── DATA LISTING

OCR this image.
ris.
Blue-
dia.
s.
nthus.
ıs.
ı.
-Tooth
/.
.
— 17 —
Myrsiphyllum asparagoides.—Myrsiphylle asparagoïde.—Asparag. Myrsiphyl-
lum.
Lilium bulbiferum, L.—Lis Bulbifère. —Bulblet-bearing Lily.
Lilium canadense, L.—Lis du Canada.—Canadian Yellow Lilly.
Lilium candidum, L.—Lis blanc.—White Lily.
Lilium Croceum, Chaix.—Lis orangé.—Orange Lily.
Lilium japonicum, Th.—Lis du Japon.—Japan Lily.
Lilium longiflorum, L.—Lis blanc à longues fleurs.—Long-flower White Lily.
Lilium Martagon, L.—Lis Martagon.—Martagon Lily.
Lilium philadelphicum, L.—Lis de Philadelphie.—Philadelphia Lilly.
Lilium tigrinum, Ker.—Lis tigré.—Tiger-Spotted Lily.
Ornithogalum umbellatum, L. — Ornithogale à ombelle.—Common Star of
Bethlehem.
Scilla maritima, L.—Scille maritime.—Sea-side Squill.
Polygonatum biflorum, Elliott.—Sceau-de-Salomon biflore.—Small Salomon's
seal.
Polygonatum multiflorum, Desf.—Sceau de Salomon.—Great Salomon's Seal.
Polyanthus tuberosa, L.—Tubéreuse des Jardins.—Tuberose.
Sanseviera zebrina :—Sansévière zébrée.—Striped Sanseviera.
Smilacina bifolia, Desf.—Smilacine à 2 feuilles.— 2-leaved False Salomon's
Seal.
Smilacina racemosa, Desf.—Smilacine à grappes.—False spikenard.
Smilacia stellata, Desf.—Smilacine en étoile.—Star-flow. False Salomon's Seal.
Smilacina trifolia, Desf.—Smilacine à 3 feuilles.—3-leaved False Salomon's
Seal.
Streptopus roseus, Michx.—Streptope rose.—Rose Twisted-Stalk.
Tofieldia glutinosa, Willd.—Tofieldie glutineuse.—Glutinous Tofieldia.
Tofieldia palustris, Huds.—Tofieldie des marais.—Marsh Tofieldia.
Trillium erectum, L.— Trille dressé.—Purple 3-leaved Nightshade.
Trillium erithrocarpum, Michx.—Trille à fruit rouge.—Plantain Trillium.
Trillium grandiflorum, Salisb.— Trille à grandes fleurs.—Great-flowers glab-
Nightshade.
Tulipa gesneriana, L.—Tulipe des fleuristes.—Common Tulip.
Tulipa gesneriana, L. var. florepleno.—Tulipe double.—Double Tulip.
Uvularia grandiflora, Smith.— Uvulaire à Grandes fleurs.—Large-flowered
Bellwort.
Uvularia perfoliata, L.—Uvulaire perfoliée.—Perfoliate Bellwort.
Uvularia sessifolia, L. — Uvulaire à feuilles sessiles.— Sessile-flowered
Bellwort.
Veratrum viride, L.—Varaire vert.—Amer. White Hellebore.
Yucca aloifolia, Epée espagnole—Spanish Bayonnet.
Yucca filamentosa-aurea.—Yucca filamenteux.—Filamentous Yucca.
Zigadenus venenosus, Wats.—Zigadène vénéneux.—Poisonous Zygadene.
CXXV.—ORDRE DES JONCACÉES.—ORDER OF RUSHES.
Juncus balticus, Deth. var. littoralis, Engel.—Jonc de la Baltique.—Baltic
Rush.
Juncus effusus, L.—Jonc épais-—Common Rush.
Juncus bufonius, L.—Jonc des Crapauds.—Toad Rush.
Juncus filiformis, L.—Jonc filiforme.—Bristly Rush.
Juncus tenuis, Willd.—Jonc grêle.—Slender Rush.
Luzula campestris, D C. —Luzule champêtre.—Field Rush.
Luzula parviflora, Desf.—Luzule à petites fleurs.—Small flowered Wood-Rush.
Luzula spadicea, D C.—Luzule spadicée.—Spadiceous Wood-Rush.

────

WHAT TO DO:
Copy every record exactly, with nothing added or dropped.

RESULT:
OCR this image.
ris.
Blue-
dia.
s.
nthus.
ıs.
ı.
-Tooth
/.
.
— 17 —
Myrsiphyllum asparagoides.—Myrsiphylle asparagoïde.—Asparag. Myrsiphyl-
lum.
Lilium bulbiferum, L.—Lis Bulbifère. —Bulblet-bearing Lily.
Lilium canadense, L.—Lis du Canada.—Canadian Yellow Lilly.
Lilium candidum, L.—Lis blanc.—White Lily.
Lilium Croceum, Chaix.—Lis orangé.—Orange Lily.
Lilium japonicum, Th.—Lis du Japon.—Japan Lily.
Lilium longiflorum, L.—Lis blanc à longues fleurs.—Long-flower White Lily.
Lilium Martagon, L.—Lis Martagon.—Martagon Lily.
Lilium philadelphicum, L.—Lis de Philadelphie.—Philadelphia Lilly.
Lilium tigrinum, Ker.—Lis tigré.—Tiger-Spotted Lily.
Ornithogalum umbellatum, L. — Ornithogale à ombelle.—Common Star of
Bethlehem.
Scilla maritima, L.—Scille maritime.—Sea-side Squill.
Polygonatum biflorum, Elliott.—Sceau-de-Salomon biflore.—Small Salomon's
seal.
Polygonatum multiflorum, Desf.—Sceau de Salomon.—Great Salomon's Seal.
Polyanthus tuberosa, L.—Tubéreuse des Jardins.—Tuberose.
Sanseviera zebrina :—Sansévière zébrée.—Striped Sanseviera.
Smilacina bifolia, Desf.—Smilacine à 2 feuilles.— 2-leaved False Salomon's
Seal.
Smilacina racemosa, Desf.—Smilacine à grappes.—False spikenard.
Smilacia stellata, Desf.—Smilacine en étoile.—Star-flow. False Salomon's Seal.
Smilacina trifolia, Desf.—Smilacine à 3 feuilles.—3-leaved False Salomon's
Seal.
Streptopus roseus, Michx.—Streptope rose.—Rose Twisted-Stalk.
Tofieldia glutinosa, Willd.—Tofieldie glutineuse.—Glutinous Tofieldia.
Tofieldia palustris, Huds.—Tofieldie des marais.—Marsh Tofieldia.
Trillium erectum, L.— Trille dressé.—Purple 3-leaved Nightshade.
Trillium erithrocarpum, Michx.—Trille à fruit rouge.—Plantain Trillium.
Trillium grandiflorum, Salisb.— Trille à grandes fleurs.—Great-flowers glab-
Nightshade.
Tulipa gesneriana, L.—Tulipe des fleuristes.—Common Tulip.
Tulipa gesneriana, L. var. florepleno.—Tulipe double.—Double Tulip.
Uvularia grandiflora, Smith.— Uvulaire à Grandes fleurs.—Large-flowered
Bellwort.
Uvularia perfoliata, L.—Uvulaire perfoliée.—Perfoliate Bellwort.
Uvularia sessifolia, L. — Uvulaire à feuilles sessiles.— Sessile-flowered
Bellwort.
Veratrum viride, L.—Varaire vert.—Amer. White Hellebore.
Yucca aloifolia, Epée espagnole—Spanish Bayonnet.
Yucca filamentosa-aurea.—Yucca filamenteux.—Filamentous Yucca.
Zigadenus venenosus, Wats.—Zigadène vénéneux.—Poisonous Zygadene.
CXXV.—ORDRE DES JONCACÉES.—ORDER OF RUSHES.
Juncus balticus, Deth. var. littoralis, Engel.—Jonc de la Baltique.—Baltic
Rush.
Juncus effusus, L.—Jonc épais-—Common Rush.
Juncus bufonius, L.—Jonc des Crapauds.—Toad Rush.
Juncus filiformis, L.—Jonc filiforme.—Bristly Rush.
Juncus tenuis, Willd.—Jonc grêle.—Slender Rush.
Luzula campestris, D C. —Luzule champêtre.—Field Rush.
Luzula parviflora, Desf.—Luzule à petites fleurs.—Small flowered Wood-Rush.
Luzula spadicea, D C.—Luzule spadicée.—Spadiceous Wood-Rush.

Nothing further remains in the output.